>> BEGIN

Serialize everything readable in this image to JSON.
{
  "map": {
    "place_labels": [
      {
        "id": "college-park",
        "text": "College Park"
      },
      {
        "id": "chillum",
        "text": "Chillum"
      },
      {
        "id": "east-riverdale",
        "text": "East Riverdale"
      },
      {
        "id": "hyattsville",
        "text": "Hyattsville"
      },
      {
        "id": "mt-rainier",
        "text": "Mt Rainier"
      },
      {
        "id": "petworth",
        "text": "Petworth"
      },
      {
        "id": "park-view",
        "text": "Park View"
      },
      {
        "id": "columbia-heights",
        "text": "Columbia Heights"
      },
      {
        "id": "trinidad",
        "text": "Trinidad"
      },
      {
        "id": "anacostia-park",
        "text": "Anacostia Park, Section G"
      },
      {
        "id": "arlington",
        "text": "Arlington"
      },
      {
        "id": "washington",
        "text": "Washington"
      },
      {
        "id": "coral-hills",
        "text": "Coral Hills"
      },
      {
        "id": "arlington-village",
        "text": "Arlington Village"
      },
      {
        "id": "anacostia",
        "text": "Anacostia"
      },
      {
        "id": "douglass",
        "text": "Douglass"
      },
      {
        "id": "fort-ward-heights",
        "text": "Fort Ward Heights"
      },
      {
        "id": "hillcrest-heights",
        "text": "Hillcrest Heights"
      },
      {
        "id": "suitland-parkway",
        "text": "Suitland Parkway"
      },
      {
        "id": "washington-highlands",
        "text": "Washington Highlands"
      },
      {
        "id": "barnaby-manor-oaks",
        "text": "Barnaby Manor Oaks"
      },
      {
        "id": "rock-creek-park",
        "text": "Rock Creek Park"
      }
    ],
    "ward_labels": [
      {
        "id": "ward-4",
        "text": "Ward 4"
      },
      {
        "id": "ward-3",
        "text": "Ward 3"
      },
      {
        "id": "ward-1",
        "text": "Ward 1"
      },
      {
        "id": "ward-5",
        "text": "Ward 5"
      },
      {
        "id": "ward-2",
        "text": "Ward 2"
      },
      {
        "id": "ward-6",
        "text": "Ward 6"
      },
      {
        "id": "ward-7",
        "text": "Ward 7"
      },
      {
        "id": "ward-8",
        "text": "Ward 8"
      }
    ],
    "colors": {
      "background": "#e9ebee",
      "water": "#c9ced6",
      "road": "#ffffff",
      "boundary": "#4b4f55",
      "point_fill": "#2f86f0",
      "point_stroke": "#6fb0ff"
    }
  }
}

>> END
>> BEGIN

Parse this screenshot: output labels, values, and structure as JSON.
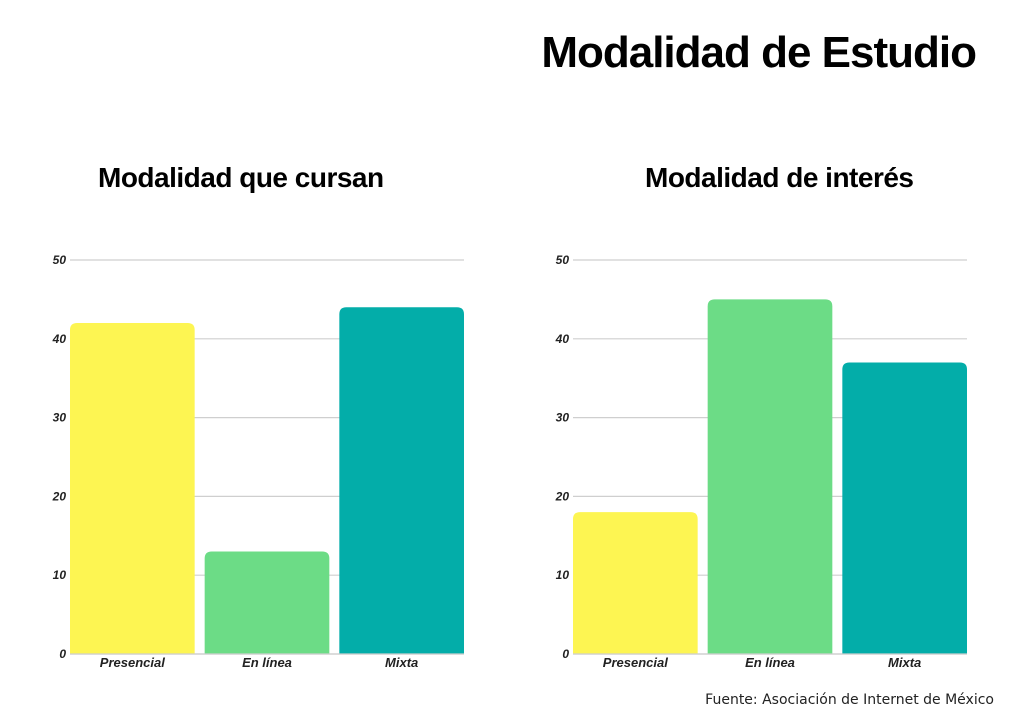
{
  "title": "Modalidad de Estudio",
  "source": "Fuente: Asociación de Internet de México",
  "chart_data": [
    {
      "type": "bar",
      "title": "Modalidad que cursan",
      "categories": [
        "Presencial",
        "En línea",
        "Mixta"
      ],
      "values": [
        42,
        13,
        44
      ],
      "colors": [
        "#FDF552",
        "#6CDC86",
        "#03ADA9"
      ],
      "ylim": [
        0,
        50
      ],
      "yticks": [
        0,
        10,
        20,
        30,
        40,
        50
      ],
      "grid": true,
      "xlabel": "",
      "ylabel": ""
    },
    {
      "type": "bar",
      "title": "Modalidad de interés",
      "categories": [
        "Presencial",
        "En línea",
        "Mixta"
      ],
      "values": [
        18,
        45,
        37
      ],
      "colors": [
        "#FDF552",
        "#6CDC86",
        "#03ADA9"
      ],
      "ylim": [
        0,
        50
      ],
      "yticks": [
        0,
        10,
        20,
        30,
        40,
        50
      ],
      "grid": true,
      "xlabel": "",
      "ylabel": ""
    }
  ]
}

>> END

> Exercise directions: Locate and copy each line in the data above that includes the word "title".

> Exercise output:
  "title": "Modalidad de Estudio",
      "title": "Modalidad que cursan",
      "title": "Modalidad de interés",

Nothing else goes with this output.